*Work required*:
Pull out every line of the listing below where "försenade" appears.

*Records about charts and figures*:
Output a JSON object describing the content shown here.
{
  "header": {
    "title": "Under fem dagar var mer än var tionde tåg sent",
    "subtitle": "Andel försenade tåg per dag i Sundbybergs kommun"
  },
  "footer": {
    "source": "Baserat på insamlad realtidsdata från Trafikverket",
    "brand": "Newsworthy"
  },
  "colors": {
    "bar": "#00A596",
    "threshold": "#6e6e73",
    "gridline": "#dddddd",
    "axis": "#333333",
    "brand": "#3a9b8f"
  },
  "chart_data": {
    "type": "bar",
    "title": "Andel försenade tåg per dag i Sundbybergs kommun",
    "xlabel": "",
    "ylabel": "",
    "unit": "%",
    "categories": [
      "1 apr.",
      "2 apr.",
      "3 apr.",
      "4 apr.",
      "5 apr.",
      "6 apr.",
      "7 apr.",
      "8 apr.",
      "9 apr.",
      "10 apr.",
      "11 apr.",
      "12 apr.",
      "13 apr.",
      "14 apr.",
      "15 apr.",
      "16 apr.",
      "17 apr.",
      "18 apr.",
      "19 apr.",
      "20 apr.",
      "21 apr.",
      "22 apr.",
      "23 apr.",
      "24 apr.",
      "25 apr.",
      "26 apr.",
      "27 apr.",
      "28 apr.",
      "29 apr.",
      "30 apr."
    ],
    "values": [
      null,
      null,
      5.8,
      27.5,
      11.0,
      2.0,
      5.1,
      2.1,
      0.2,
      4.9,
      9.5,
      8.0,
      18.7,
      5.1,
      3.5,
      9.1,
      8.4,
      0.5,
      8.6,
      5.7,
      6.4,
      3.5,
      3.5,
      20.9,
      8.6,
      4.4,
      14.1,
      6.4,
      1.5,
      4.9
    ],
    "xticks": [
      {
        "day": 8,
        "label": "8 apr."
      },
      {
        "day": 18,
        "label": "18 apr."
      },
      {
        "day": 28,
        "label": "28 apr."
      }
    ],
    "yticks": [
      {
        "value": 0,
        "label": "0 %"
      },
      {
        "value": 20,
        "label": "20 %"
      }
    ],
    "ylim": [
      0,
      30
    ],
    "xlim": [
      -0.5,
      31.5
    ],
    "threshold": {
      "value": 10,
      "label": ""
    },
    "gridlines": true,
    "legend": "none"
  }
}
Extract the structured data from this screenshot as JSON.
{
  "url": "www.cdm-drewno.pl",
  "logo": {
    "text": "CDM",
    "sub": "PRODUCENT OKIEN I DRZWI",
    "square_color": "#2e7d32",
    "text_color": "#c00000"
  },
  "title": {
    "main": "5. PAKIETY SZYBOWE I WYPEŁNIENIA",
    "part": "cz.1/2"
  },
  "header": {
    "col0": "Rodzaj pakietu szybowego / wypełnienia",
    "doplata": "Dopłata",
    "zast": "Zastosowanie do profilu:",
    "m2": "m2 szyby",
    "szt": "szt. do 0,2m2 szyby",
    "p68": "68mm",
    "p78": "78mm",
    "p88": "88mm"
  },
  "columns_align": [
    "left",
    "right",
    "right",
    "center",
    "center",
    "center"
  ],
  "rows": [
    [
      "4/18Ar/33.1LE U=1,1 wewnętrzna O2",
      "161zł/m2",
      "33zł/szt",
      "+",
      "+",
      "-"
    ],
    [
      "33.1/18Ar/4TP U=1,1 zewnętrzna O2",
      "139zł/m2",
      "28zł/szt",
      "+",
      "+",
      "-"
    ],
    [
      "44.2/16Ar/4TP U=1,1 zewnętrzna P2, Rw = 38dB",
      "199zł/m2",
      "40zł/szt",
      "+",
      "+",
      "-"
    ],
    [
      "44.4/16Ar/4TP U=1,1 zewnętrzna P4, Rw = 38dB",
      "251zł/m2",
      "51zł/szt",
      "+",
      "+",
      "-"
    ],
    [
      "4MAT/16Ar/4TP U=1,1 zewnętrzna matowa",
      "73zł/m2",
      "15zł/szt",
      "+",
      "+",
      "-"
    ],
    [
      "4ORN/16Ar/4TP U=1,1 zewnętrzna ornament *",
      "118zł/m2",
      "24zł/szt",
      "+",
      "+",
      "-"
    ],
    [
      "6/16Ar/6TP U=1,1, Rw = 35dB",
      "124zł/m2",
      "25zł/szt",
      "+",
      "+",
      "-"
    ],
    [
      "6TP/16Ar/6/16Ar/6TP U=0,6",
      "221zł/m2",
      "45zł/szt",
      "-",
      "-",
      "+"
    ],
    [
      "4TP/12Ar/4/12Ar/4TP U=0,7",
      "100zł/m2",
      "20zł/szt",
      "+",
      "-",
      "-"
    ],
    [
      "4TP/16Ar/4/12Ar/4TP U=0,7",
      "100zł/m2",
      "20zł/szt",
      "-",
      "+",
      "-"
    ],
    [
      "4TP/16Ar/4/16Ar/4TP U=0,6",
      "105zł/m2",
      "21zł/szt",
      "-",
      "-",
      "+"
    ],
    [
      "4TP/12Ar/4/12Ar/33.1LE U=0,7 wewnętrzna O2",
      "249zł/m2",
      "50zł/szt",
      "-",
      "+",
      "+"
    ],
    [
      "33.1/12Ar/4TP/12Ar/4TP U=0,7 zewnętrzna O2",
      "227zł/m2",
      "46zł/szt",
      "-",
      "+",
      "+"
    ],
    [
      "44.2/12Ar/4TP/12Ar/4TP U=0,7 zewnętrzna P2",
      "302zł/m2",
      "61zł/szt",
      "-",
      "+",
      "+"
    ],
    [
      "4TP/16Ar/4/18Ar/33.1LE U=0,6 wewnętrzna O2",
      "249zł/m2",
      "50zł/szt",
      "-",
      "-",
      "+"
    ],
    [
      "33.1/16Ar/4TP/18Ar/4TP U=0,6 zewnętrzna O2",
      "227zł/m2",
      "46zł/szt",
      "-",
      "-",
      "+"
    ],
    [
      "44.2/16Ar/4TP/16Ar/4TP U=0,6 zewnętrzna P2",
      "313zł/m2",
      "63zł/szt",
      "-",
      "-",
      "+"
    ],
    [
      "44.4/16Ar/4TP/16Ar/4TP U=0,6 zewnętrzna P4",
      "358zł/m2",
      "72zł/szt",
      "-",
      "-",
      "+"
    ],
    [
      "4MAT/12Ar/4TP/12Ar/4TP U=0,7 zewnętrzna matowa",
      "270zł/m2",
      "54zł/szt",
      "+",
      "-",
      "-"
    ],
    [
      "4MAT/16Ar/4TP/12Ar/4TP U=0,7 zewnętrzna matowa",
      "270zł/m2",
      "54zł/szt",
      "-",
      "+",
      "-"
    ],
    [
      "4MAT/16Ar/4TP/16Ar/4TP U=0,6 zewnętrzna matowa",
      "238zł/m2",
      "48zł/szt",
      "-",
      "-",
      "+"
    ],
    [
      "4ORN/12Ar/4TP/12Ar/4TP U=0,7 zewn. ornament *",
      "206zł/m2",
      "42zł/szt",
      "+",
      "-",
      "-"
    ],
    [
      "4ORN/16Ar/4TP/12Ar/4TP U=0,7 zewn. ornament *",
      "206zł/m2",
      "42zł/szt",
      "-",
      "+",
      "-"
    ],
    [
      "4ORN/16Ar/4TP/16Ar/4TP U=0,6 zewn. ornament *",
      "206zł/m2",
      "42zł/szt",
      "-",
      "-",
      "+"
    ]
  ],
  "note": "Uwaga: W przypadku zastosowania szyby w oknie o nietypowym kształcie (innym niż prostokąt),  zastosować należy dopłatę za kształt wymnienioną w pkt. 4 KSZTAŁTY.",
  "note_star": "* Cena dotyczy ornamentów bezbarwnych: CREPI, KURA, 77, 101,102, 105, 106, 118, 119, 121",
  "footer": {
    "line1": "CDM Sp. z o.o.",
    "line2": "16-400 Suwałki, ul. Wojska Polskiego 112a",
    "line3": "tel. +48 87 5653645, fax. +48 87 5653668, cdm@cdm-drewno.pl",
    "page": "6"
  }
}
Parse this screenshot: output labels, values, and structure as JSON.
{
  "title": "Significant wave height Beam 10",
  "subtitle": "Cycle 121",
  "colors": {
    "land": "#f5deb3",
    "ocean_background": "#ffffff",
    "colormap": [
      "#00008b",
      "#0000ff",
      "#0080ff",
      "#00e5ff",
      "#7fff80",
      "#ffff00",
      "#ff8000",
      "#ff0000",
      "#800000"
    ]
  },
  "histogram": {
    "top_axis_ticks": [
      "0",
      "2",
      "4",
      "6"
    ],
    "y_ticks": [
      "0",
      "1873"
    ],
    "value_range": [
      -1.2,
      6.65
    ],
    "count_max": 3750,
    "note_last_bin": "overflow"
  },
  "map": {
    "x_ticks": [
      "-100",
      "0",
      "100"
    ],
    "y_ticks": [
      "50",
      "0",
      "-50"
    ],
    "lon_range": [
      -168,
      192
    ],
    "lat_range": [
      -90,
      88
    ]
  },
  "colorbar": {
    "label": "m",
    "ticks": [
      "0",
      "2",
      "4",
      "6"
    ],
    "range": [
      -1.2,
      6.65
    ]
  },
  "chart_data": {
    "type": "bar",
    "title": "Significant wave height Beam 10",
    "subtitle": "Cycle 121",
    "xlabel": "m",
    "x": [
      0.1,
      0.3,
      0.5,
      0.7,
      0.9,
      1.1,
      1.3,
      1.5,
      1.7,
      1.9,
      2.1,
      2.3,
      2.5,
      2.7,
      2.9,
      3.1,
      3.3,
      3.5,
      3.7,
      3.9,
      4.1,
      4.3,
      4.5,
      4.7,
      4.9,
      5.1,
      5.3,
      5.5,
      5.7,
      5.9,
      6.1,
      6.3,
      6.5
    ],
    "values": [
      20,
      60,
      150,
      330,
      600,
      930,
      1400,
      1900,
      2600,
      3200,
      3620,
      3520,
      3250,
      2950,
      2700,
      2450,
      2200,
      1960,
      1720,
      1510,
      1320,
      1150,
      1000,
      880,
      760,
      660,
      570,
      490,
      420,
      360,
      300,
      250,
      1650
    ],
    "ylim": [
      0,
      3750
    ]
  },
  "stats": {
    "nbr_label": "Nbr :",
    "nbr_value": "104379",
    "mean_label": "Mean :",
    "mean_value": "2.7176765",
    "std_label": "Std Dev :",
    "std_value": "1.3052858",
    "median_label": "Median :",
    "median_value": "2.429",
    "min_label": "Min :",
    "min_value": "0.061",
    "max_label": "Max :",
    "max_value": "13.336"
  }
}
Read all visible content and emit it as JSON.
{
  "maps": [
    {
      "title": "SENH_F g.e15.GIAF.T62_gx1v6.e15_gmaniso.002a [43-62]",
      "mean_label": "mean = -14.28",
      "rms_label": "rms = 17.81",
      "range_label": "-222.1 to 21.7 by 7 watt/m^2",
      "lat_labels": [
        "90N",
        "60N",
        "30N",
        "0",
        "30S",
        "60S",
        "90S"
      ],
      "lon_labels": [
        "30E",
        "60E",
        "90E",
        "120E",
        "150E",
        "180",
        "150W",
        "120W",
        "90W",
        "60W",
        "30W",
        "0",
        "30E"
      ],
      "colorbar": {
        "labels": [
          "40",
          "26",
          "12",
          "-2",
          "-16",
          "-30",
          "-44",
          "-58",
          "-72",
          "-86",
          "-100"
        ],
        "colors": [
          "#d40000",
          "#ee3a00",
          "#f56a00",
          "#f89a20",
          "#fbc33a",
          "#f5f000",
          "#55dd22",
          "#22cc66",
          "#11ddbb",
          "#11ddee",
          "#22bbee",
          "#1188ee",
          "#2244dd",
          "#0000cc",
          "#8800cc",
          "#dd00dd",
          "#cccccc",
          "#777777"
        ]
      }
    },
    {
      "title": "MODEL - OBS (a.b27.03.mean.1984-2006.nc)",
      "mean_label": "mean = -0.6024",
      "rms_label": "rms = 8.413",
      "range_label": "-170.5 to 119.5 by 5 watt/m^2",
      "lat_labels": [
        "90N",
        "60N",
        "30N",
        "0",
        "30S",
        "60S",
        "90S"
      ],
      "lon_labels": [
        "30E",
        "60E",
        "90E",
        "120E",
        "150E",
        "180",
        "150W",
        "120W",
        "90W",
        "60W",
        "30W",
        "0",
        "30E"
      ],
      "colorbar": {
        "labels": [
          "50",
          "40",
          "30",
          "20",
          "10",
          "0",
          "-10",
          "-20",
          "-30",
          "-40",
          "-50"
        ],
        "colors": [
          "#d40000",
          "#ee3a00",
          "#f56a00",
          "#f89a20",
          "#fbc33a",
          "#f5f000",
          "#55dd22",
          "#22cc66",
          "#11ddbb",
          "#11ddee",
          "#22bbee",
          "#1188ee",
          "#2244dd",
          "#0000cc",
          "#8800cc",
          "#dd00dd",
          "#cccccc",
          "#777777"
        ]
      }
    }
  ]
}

*Exercise result*:
    "subtitle": "Andel försenade tåg per dag i Sundbybergs kommun"
    "title": "Andel försenade tåg per dag i Sundbybergs kommun",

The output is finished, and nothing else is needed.